Directions: Below are records to transcribe exactly, without their pictures.

******

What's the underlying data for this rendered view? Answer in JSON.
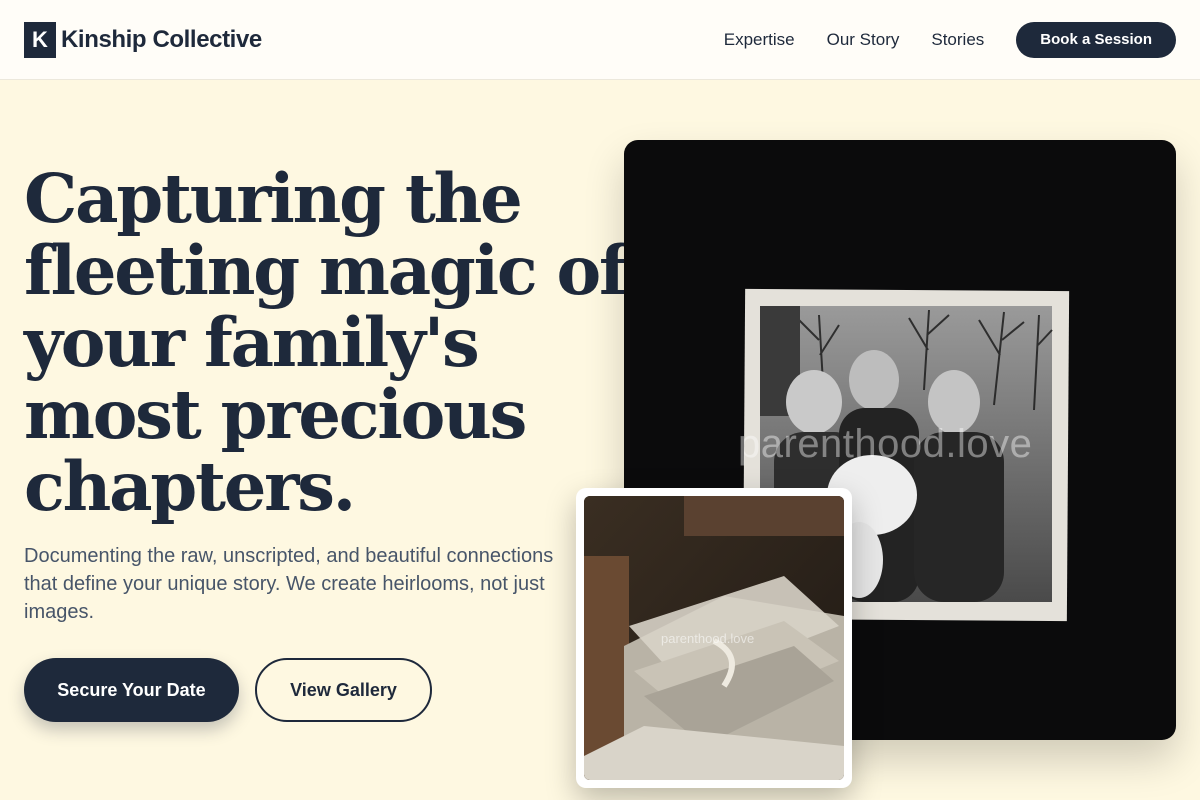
{
  "header": {
    "logo_letter": "K",
    "brand": "Kinship Collective",
    "nav": [
      "Expertise",
      "Our Story",
      "Stories"
    ],
    "cta": "Book a Session"
  },
  "hero": {
    "headline_lines": [
      "Capturing the",
      "fleeting magic of",
      "your family's",
      "most precious",
      "chapters."
    ],
    "subtext": "Documenting the raw, unscripted, and beautiful connections that define your unique story. We create heirlooms, not just images.",
    "primary_button": "Secure Your Date",
    "secondary_button": "View Gallery"
  },
  "images": {
    "main_watermark": "parenthood.love",
    "inset_watermark": "parenthood.love",
    "main_icon": "vintage-family-photo",
    "inset_icon": "acrylic-keepsake-box"
  },
  "colors": {
    "background": "#fef8e1",
    "primary": "#1e293b",
    "text_muted": "#475569"
  }
}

******

Solution to this problem:
What's the underlying data for this rendered view? Answer in JSON.
{
  "header": {
    "logo_letter": "K",
    "brand": "Kinship Collective",
    "nav": [
      "Expertise",
      "Our Story",
      "Stories"
    ],
    "cta": "Book a Session"
  },
  "hero": {
    "headline_lines": [
      "Capturing the",
      "fleeting magic of",
      "your family's",
      "most precious",
      "chapters."
    ],
    "subtext": "Documenting the raw, unscripted, and beautiful connections that define your unique story. We create heirlooms, not just images.",
    "primary_button": "Secure Your Date",
    "secondary_button": "View Gallery"
  },
  "images": {
    "main_watermark": "parenthood.love",
    "inset_watermark": "parenthood.love",
    "main_icon": "vintage-family-photo",
    "inset_icon": "acrylic-keepsake-box"
  },
  "colors": {
    "background": "#fef8e1",
    "primary": "#1e293b",
    "text_muted": "#475569"
  }
}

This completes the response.